* Aim of the task:
Print the entries below in their entirety, exactly as they are written.

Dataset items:
################
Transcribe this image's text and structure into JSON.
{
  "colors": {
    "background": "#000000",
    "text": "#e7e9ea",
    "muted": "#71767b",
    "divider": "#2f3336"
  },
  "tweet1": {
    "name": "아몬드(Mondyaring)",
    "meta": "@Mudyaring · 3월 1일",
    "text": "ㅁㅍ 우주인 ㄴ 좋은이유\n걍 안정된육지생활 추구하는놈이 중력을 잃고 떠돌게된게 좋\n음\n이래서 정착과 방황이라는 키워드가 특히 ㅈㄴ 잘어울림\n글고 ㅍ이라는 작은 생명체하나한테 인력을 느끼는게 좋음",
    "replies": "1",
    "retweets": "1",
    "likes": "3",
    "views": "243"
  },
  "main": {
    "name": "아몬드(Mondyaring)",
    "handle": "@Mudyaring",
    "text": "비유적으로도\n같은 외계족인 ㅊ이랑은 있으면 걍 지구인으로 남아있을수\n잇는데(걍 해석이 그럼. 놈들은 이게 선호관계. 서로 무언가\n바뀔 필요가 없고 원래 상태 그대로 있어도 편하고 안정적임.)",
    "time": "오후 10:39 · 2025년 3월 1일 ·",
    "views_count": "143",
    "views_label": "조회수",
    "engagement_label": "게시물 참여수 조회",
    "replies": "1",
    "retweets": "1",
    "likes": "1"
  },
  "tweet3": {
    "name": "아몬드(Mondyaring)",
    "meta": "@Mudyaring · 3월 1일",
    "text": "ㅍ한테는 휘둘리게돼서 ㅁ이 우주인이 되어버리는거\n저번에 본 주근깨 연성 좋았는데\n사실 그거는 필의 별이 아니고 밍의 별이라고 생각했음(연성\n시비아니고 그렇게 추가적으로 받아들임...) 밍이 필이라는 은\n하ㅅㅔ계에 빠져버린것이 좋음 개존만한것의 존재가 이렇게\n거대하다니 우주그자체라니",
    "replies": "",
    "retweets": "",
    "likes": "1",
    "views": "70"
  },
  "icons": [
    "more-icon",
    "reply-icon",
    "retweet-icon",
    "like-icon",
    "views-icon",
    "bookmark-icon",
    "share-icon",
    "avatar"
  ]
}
################
* Answer for the task:
Transcribe this image's text and structure into JSON.
{
  "colors": {
    "background": "#000000",
    "text": "#e7e9ea",
    "muted": "#71767b",
    "divider": "#2f3336"
  },
  "tweet1": {
    "name": "아몬드(Mondyaring)",
    "meta": "@Mudyaring · 3월 1일",
    "text": "ㅁㅍ 우주인 ㄴ 좋은이유\n걍 안정된육지생활 추구하는놈이 중력을 잃고 떠돌게된게 좋\n음\n이래서 정착과 방황이라는 키워드가 특히 ㅈㄴ 잘어울림\n글고 ㅍ이라는 작은 생명체하나한테 인력을 느끼는게 좋음",
    "replies": "1",
    "retweets": "1",
    "likes": "3",
    "views": "243"
  },
  "main": {
    "name": "아몬드(Mondyaring)",
    "handle": "@Mudyaring",
    "text": "비유적으로도\n같은 외계족인 ㅊ이랑은 있으면 걍 지구인으로 남아있을수\n잇는데(걍 해석이 그럼. 놈들은 이게 선호관계. 서로 무언가\n바뀔 필요가 없고 원래 상태 그대로 있어도 편하고 안정적임.)",
    "time": "오후 10:39 · 2025년 3월 1일 ·",
    "views_count": "143",
    "views_label": "조회수",
    "engagement_label": "게시물 참여수 조회",
    "replies": "1",
    "retweets": "1",
    "likes": "1"
  },
  "tweet3": {
    "name": "아몬드(Mondyaring)",
    "meta": "@Mudyaring · 3월 1일",
    "text": "ㅍ한테는 휘둘리게돼서 ㅁ이 우주인이 되어버리는거\n저번에 본 주근깨 연성 좋았는데\n사실 그거는 필의 별이 아니고 밍의 별이라고 생각했음(연성\n시비아니고 그렇게 추가적으로 받아들임...) 밍이 필이라는 은\n하ㅅㅔ계에 빠져버린것이 좋음 개존만한것의 존재가 이렇게\n거대하다니 우주그자체라니",
    "replies": "",
    "retweets": "",
    "likes": "1",
    "views": "70"
  },
  "icons": [
    "more-icon",
    "reply-icon",
    "retweet-icon",
    "like-icon",
    "views-icon",
    "bookmark-icon",
    "share-icon",
    "avatar"
  ]
}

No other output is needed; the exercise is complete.